| What you have to do |
Give the number of lines in the listing below that include the word "text", with nothing more.

---+---

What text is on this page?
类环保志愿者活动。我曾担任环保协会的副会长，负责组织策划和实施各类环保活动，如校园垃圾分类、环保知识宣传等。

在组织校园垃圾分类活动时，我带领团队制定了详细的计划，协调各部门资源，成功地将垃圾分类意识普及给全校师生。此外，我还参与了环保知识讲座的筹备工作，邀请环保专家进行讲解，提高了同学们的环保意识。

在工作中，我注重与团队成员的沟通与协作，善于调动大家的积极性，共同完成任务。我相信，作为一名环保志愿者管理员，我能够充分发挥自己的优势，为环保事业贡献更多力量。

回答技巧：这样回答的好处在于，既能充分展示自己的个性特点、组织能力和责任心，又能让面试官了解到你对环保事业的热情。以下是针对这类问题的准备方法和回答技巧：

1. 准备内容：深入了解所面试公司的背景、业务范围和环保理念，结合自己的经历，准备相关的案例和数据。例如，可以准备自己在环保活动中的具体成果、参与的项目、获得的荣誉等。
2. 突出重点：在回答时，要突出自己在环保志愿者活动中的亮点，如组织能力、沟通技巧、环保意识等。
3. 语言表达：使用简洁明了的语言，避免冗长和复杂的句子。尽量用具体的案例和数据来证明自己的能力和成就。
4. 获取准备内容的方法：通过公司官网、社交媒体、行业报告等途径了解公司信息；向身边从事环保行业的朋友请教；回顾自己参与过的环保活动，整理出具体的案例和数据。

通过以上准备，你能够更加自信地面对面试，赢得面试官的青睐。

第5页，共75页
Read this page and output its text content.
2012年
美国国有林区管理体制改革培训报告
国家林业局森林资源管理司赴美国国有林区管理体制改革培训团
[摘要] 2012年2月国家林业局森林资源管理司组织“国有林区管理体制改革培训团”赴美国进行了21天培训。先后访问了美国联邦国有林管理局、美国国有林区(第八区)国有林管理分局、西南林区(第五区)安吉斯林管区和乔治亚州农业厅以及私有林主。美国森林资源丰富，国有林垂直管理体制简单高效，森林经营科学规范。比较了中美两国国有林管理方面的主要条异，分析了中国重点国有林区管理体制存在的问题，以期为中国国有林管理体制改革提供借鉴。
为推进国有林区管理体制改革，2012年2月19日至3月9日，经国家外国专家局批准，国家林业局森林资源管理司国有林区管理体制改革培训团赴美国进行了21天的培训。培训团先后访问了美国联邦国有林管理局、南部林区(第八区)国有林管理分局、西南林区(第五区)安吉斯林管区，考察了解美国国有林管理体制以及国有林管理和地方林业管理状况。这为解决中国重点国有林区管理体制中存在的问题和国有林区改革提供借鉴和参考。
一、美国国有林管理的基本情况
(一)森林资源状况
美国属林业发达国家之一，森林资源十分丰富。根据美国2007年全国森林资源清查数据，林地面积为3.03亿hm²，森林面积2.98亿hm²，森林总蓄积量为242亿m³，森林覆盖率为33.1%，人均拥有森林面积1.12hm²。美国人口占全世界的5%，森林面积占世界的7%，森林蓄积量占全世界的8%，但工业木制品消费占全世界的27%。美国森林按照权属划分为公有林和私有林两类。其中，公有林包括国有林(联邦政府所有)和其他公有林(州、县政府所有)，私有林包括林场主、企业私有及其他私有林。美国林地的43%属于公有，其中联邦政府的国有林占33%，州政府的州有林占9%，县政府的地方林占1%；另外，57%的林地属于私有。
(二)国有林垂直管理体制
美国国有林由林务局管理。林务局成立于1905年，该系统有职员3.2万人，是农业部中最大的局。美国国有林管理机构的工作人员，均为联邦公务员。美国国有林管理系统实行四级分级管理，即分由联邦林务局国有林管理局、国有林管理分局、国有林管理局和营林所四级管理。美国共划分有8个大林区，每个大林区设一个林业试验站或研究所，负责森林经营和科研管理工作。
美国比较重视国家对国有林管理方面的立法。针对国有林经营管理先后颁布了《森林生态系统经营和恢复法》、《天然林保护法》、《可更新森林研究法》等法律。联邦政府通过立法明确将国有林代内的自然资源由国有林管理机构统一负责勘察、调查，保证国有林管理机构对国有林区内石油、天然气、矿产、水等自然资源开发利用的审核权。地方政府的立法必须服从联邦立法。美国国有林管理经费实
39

---+---

| Complete response |
2